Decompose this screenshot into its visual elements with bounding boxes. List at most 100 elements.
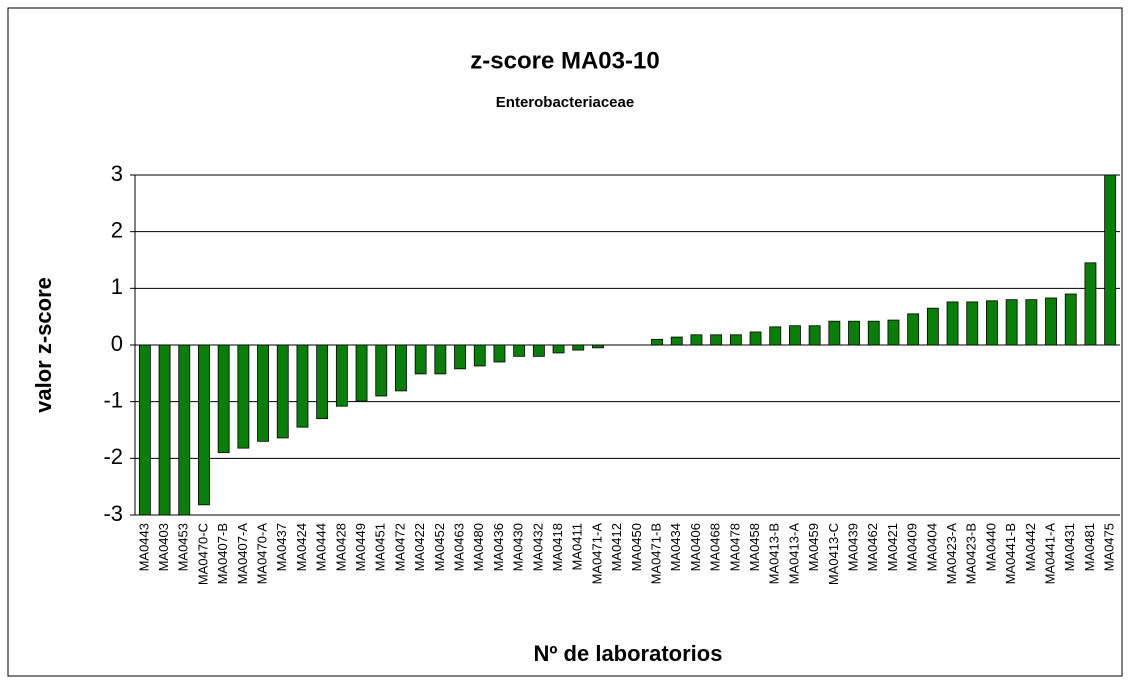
bar [296, 344, 309, 428]
bar [178, 344, 191, 516]
bar [375, 344, 388, 397]
x-tick-label: MA0470-C [195, 523, 210, 585]
chart-title: z-score MA03-10 [470, 47, 659, 74]
bar [1005, 299, 1018, 346]
bar [828, 320, 841, 346]
x-tick-label: MA0450 [629, 523, 644, 571]
x-tick-label: MA0403 [156, 523, 171, 571]
x-tick-label: MA0411 [570, 523, 585, 570]
bar [395, 344, 407, 392]
x-tick-label: MA0412 [609, 523, 624, 571]
x-tick-label: MA0439 [845, 523, 860, 571]
x-tick-label: MA0444 [314, 523, 329, 571]
x-tick-label: MA0468 [708, 523, 723, 571]
x-tick-label: MA0413-C [826, 523, 841, 585]
bar [434, 344, 447, 375]
x-tick-label: MA0434 [668, 523, 683, 571]
bar [848, 320, 860, 346]
bar [217, 344, 230, 454]
x-tick-label: MA0459 [806, 523, 821, 571]
bar [1084, 262, 1097, 346]
bar [1104, 174, 1117, 346]
x-tick-label: MA0406 [688, 523, 703, 571]
bar [729, 334, 742, 346]
x-tick-label: MA0424 [294, 523, 309, 571]
x-tick-label: MA0453 [176, 523, 191, 571]
bar [158, 344, 171, 516]
bar [532, 344, 545, 357]
x-tick-label: MA0471-B [648, 523, 663, 584]
x-tick-label: MA0421 [885, 523, 900, 571]
y-tick-label: 1 [111, 274, 123, 299]
x-tick-label: MA0463 [451, 523, 466, 571]
bar [1025, 299, 1038, 346]
bar [986, 300, 998, 346]
bar [887, 319, 900, 346]
bar [769, 326, 782, 346]
chart-subtitle: Enterobacteriaceae [496, 94, 634, 111]
x-tick-label: MA0422 [412, 523, 427, 571]
x-tick-label: MA0470-A [254, 523, 269, 585]
bar [946, 301, 959, 346]
bar [907, 313, 920, 346]
x-tick-label: MA0441-B [1003, 523, 1018, 584]
bar [257, 344, 269, 442]
x-tick-label: MA0428 [333, 523, 348, 571]
x-tick-label: MA0481 [1082, 523, 1097, 571]
bar [414, 344, 427, 375]
x-tick-label: MA0407-B [215, 523, 230, 584]
bar [138, 344, 151, 516]
bar [1064, 293, 1077, 346]
bar [789, 325, 801, 346]
x-tick-label: MA0437 [274, 523, 289, 571]
x-tick-label: MA0443 [136, 523, 151, 571]
bar [592, 344, 604, 349]
x-tick-label: MA0404 [924, 523, 939, 571]
bar [867, 320, 880, 346]
x-tick-label: MA0423-A [944, 523, 959, 585]
y-axis-title: valor z-score [31, 277, 56, 413]
y-tick-label: -2 [103, 444, 123, 469]
x-tick-label: MA0440 [983, 523, 998, 571]
bar [237, 344, 250, 449]
x-tick-label: MA0413-B [767, 523, 782, 584]
x-tick-label: MA0418 [550, 523, 565, 571]
x-tick-label: MA0430 [511, 523, 526, 571]
bar [316, 344, 329, 420]
x-tick-label: MA0441-A [1042, 523, 1057, 585]
y-tick-label: 3 [111, 161, 123, 186]
x-tick-label: MA0478 [727, 523, 742, 571]
x-axis-title: Nº de laboratorios [534, 641, 723, 666]
bar [572, 344, 585, 351]
x-tick-label: MA0462 [865, 523, 880, 571]
bar [513, 344, 526, 357]
x-tick-label: MA0432 [530, 523, 545, 571]
x-tick-label: MA0471-A [589, 523, 604, 585]
bar [355, 344, 368, 402]
bar [710, 334, 723, 346]
bar [670, 336, 683, 346]
x-tick-label: MA0472 [392, 523, 407, 571]
x-tick-label: MA0436 [491, 523, 506, 571]
x-tick-label: MA0458 [747, 523, 762, 571]
y-tick-label: -3 [103, 501, 123, 526]
x-tick-label: MA0431 [1062, 523, 1077, 571]
bar [926, 307, 939, 346]
y-tick-label: -1 [103, 387, 123, 412]
bar [454, 344, 466, 370]
x-tick-label: MA0413-A [786, 523, 801, 585]
bar [198, 344, 210, 506]
bar [651, 338, 663, 346]
bar [335, 344, 348, 407]
x-tick-label: MA0409 [905, 523, 920, 571]
x-tick-label: MA0442 [1023, 523, 1038, 571]
bar [690, 334, 703, 346]
bar [808, 325, 821, 346]
x-tick-label: MA0451 [373, 523, 388, 571]
x-tick-label: MA0475 [1102, 523, 1117, 571]
bar [749, 331, 762, 346]
x-tick-label: MA0423-B [964, 523, 979, 584]
bar [1045, 297, 1057, 346]
bar [276, 344, 289, 439]
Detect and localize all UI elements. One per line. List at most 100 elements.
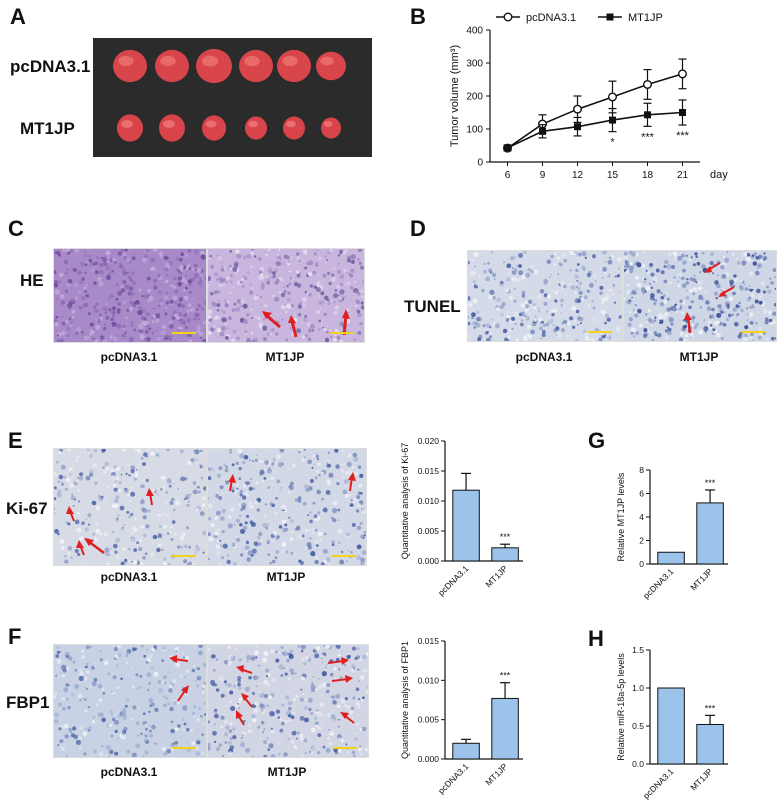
tumor-pcdna <box>239 49 273 83</box>
caption-ki67-mt1jp: MT1JP <box>266 570 306 584</box>
ki67-image-mt1jp <box>207 448 367 566</box>
panel-letter-e: E <box>8 428 23 453</box>
x-tick-label: 6 <box>505 170 511 181</box>
y-tick-label: 2 <box>639 536 644 546</box>
x-tick-label: 12 <box>572 170 584 181</box>
x-tick-label: MT1JP <box>688 766 714 792</box>
y-tick-label: 0.015 <box>418 466 440 476</box>
arrow-icon <box>340 712 355 724</box>
panel-letter-g: G <box>588 428 606 453</box>
data-point <box>607 92 617 102</box>
bar <box>452 489 480 562</box>
x-tick-label: pcDNA3.1 <box>641 566 676 601</box>
arrow-icon <box>228 474 236 492</box>
y-tick-label: 8 <box>639 465 644 475</box>
data-point <box>642 79 652 89</box>
tumor-mt1jp <box>159 114 185 142</box>
x-tick-label: 21 <box>677 170 689 181</box>
y-tick-label: 400 <box>466 26 483 37</box>
x-tick-label: pcDNA3.1 <box>641 766 676 801</box>
tumor-mt1jp <box>245 116 267 140</box>
mt1jp-levels-chart: 0 2 4 6 8 Relative MT1JP levels pcDNA3.1 *** MT1… <box>616 465 728 601</box>
tumors-mt1jp-row <box>117 114 341 142</box>
arrow-icon <box>331 675 353 683</box>
y-axis-label: Tumor volume (mm³) <box>449 45 461 147</box>
bar <box>696 502 724 565</box>
x-tick-label: 18 <box>642 170 654 181</box>
y-tick-label: 0.005 <box>418 715 440 725</box>
caption-tunel-pcdna: pcDNA3.1 <box>515 350 573 364</box>
tumor-pcdna <box>155 49 189 83</box>
row-label-mt1jp: MT1JP <box>20 119 75 138</box>
y-tick-label: 4 <box>639 512 644 522</box>
ki67-image-pcdna <box>53 448 207 566</box>
y-axis-label: Quantitative analysis of Ki-67 <box>400 443 410 560</box>
arrow-icon <box>718 286 735 297</box>
fbp1-image-mt1jp <box>207 644 369 758</box>
x-tick-label: 15 <box>607 170 619 181</box>
arrow-icon <box>236 710 245 726</box>
arrow-icon <box>84 538 105 554</box>
arrow-icon <box>704 262 721 273</box>
legend-label: MT1JP <box>628 12 663 24</box>
y-tick-label: 1.5 <box>632 645 644 655</box>
y-tick-label: 0 <box>639 559 644 569</box>
row-label-pcdna: pcDNA3.1 <box>10 57 91 76</box>
data-point <box>504 144 511 152</box>
tumor-pcdna <box>277 49 311 83</box>
chart-legend: pcDNA3.1 MT1JP <box>496 12 663 24</box>
y-axis-label: Relative MT1JP levels <box>616 472 626 561</box>
arrow-icon <box>236 665 253 674</box>
stain-label-ki67: Ki-67 <box>6 499 48 518</box>
x-tick-label: pcDNA3.1 <box>436 563 471 598</box>
fbp1-image-pcdna <box>53 644 207 758</box>
bar <box>491 697 519 760</box>
panel-letter-f: F <box>8 624 22 649</box>
arrow-icon <box>177 685 189 702</box>
arrow-icon <box>262 311 281 329</box>
y-tick-label: 0.5 <box>632 721 644 731</box>
arrow-icon <box>684 312 692 334</box>
stain-label-he: HE <box>20 271 44 290</box>
y-tick-label: 0 <box>477 158 483 169</box>
tunel-image-pcdna <box>467 250 623 342</box>
data-point <box>644 111 651 119</box>
x-axis-label: day <box>710 169 728 181</box>
bar <box>491 547 519 562</box>
mir18a-levels-chart: 0.0 0.5 1.0 1.5 Relative miR-18a-5p levels pc… <box>616 645 728 801</box>
bar <box>452 742 480 760</box>
y-tick-label: 200 <box>466 92 483 103</box>
y-tick-label: 300 <box>466 59 483 70</box>
significance-label: *** <box>500 532 511 542</box>
significance-label: *** <box>500 671 511 681</box>
y-tick-label: 0.0 <box>632 759 644 769</box>
arrow-icon <box>66 506 75 522</box>
significance-label: *** <box>676 130 690 142</box>
y-tick-label: 0.020 <box>418 436 440 446</box>
significance-label: * <box>610 137 615 149</box>
tumor-mt1jp <box>117 114 143 142</box>
caption-he-pcdna: pcDNA3.1 <box>100 350 158 364</box>
arrow-icon <box>169 655 189 663</box>
x-tick-label: MT1JP <box>483 563 509 589</box>
y-axis-label: Quantitative analysis of FBP1 <box>400 641 410 759</box>
tumor-pcdna <box>316 51 346 81</box>
data-point <box>679 109 686 116</box>
arrow-icon <box>348 472 356 492</box>
significance-label: *** <box>641 131 655 143</box>
y-axis-label: Relative miR-18a-5p levels <box>616 653 626 761</box>
caption-fbp1-pcdna: pcDNA3.1 <box>100 765 158 779</box>
y-tick-label: 0.010 <box>418 675 440 685</box>
he-image-pcdna <box>53 248 207 343</box>
tumor-mt1jp <box>321 117 341 139</box>
tumor-pcdna <box>196 48 232 84</box>
x-tick-label: 9 <box>540 170 546 181</box>
y-tick-label: 1.0 <box>632 683 644 693</box>
panel-letter-a: A <box>10 4 26 29</box>
caption-ki67-pcdna: pcDNA3.1 <box>100 570 158 584</box>
arrow-icon <box>342 309 350 336</box>
fbp1-bar-chart: 0.000 0.005 0.010 0.015 Quantitative analysi… <box>400 636 523 796</box>
data-point <box>609 116 616 124</box>
arrow-icon <box>241 693 253 708</box>
series-line <box>507 111 683 149</box>
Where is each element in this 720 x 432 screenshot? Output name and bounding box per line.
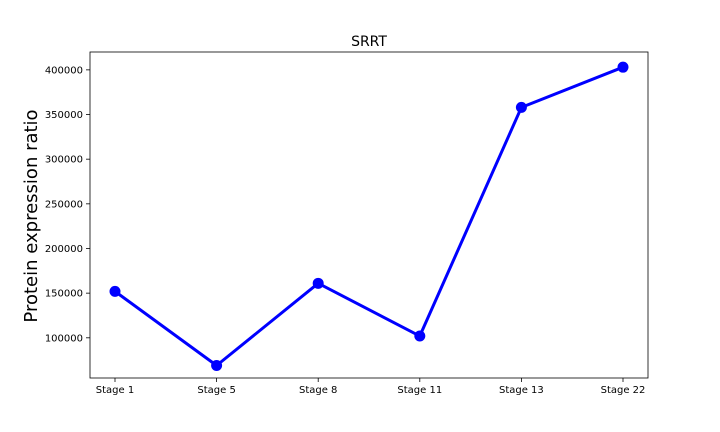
x-tick-label: Stage 11	[397, 385, 442, 396]
data-point	[414, 330, 426, 342]
y-tick-label: 300000	[45, 155, 83, 166]
y-tick-label: 400000	[45, 65, 83, 76]
data-point	[617, 61, 629, 73]
series-group	[109, 61, 629, 371]
x-tick-label: Stage 13	[499, 385, 544, 396]
y-tick-label: 350000	[45, 110, 83, 121]
data-point	[109, 285, 121, 297]
x-tick-label: Stage 5	[197, 385, 235, 396]
y-tick-label: 250000	[45, 199, 83, 210]
x-tick-label: Stage 22	[601, 385, 646, 396]
y-tick-label: 150000	[45, 289, 83, 300]
y-axis-label: Protein expression ratio	[21, 109, 42, 322]
data-point	[211, 359, 223, 371]
chart-title: SRRT	[351, 34, 387, 50]
y-tick-label: 100000	[45, 333, 83, 344]
x-tick-label: Stage 1	[96, 385, 134, 396]
axis-ticks: Stage 1 Stage 5 Stage 8 Stage 11 Stage 13 Sta…	[45, 65, 646, 396]
data-point	[312, 277, 324, 289]
x-tick-label: Stage 8	[299, 385, 337, 396]
series-line	[114, 65, 624, 367]
y-tick-label: 200000	[45, 244, 83, 255]
data-point	[515, 101, 527, 113]
plot-area-frame	[89, 51, 649, 379]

————

**Exercise requirements:**
Could you repeat word for word only the lines from the one that contains "Where is each" through the end of the listing, leaving out the pictures?

**Written answer:**
Where is each element in this 720 x 432 screenshot? Output name and bounding box per line.
x-tick-label: Stage 11	[397, 385, 442, 396]
data-point	[414, 330, 426, 342]
y-tick-label: 300000	[45, 155, 83, 166]
y-tick-label: 400000	[45, 65, 83, 76]
data-point	[617, 61, 629, 73]
series-group	[109, 61, 629, 371]
x-tick-label: Stage 13	[499, 385, 544, 396]
y-tick-label: 350000	[45, 110, 83, 121]
data-point	[109, 285, 121, 297]
x-tick-label: Stage 5	[197, 385, 235, 396]
y-tick-label: 250000	[45, 199, 83, 210]
x-tick-label: Stage 22	[601, 385, 646, 396]
y-tick-label: 150000	[45, 289, 83, 300]
y-axis-label: Protein expression ratio	[21, 109, 42, 322]
data-point	[211, 359, 223, 371]
chart-title: SRRT	[351, 34, 387, 50]
y-tick-label: 100000	[45, 333, 83, 344]
x-tick-label: Stage 1	[96, 385, 134, 396]
axis-ticks: Stage 1 Stage 5 Stage 8 Stage 11 Stage 13 Sta…	[45, 65, 646, 396]
data-point	[312, 277, 324, 289]
x-tick-label: Stage 8	[299, 385, 337, 396]
series-line	[114, 65, 624, 367]
y-tick-label: 200000	[45, 244, 83, 255]
data-point	[515, 101, 527, 113]
plot-area-frame	[89, 51, 649, 379]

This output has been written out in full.